Extracted information |
···

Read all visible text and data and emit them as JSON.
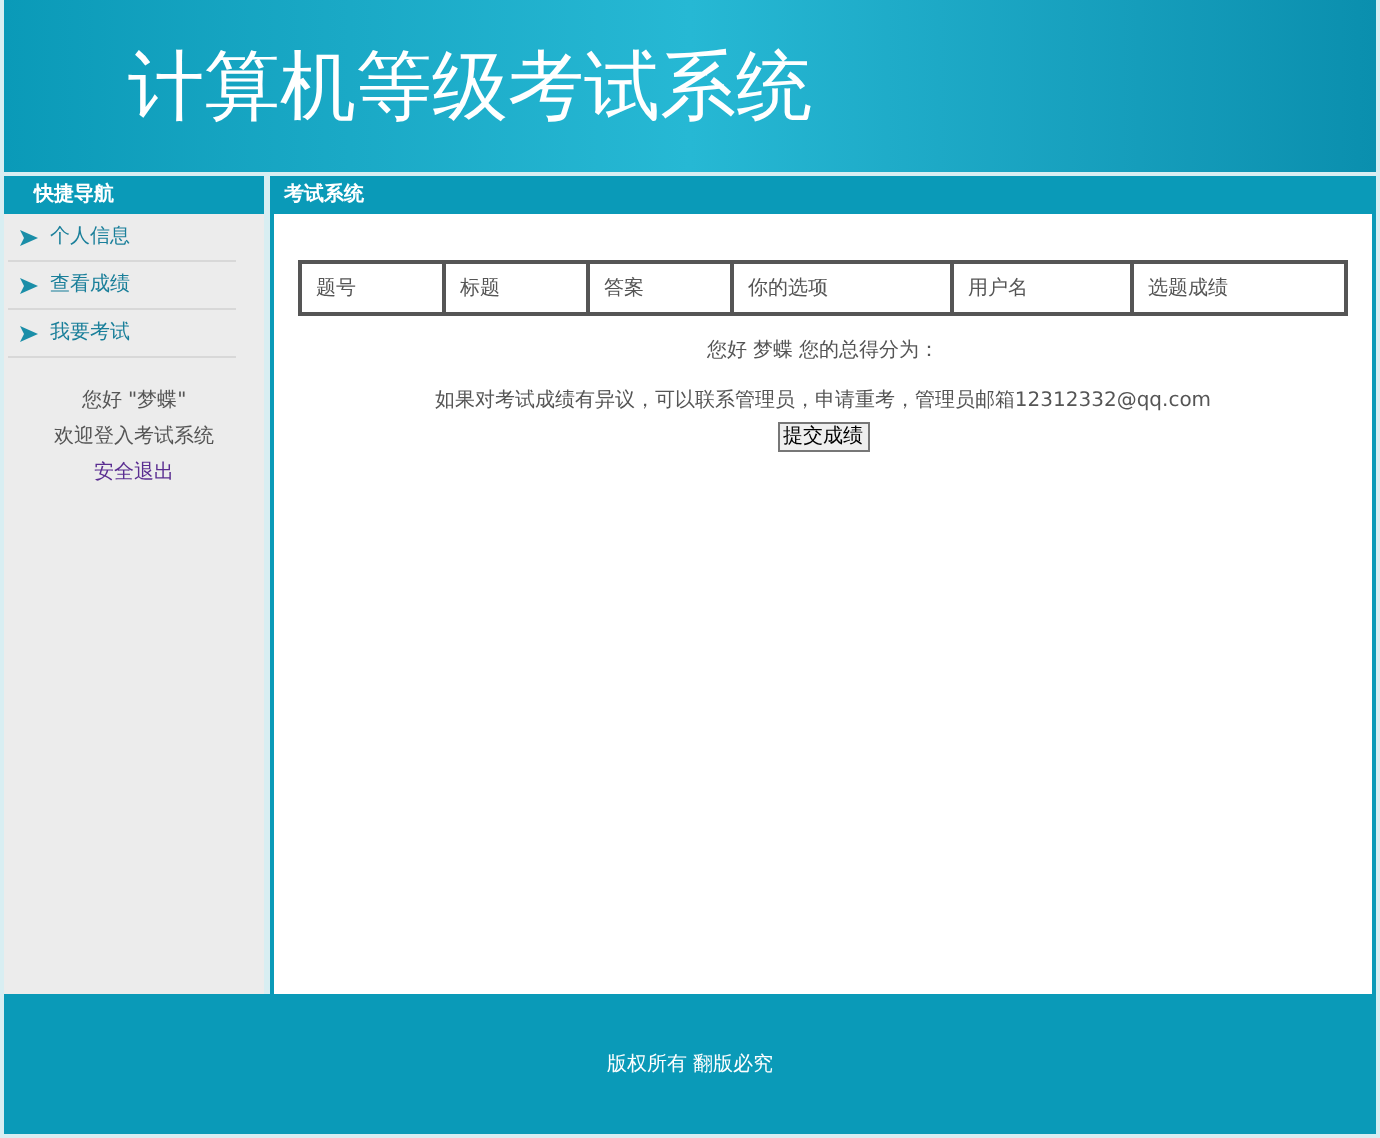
{
  "header": {
    "title": "计算机等级考试系统"
  },
  "sidebar": {
    "title": "快捷导航",
    "items": [
      {
        "label": "个人信息"
      },
      {
        "label": "查看成绩"
      },
      {
        "label": "我要考试"
      }
    ],
    "greeting": "您好 \"梦蝶\"",
    "welcome": "欢迎登入考试系统",
    "logout": "安全退出"
  },
  "main": {
    "title": "考试系统",
    "table": {
      "columns": [
        "题号",
        "标题",
        "答案",
        "你的选项",
        "用户名",
        "选题成绩"
      ]
    },
    "score_line": "您好 梦蝶 您的总得分为：",
    "notice": "如果对考试成绩有异议，可以联系管理员，申请重考，管理员邮箱12312332@qq.com",
    "submit_button": "提交成绩"
  },
  "footer": {
    "text": "版权所有 翻版必究"
  }
}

···

Problem to solve |
Using the records above, list each line that includes "title".

Response to this task |
    "title": "计算机等级考试系统"
    "title": "快捷导航",
    "title": "考试系统",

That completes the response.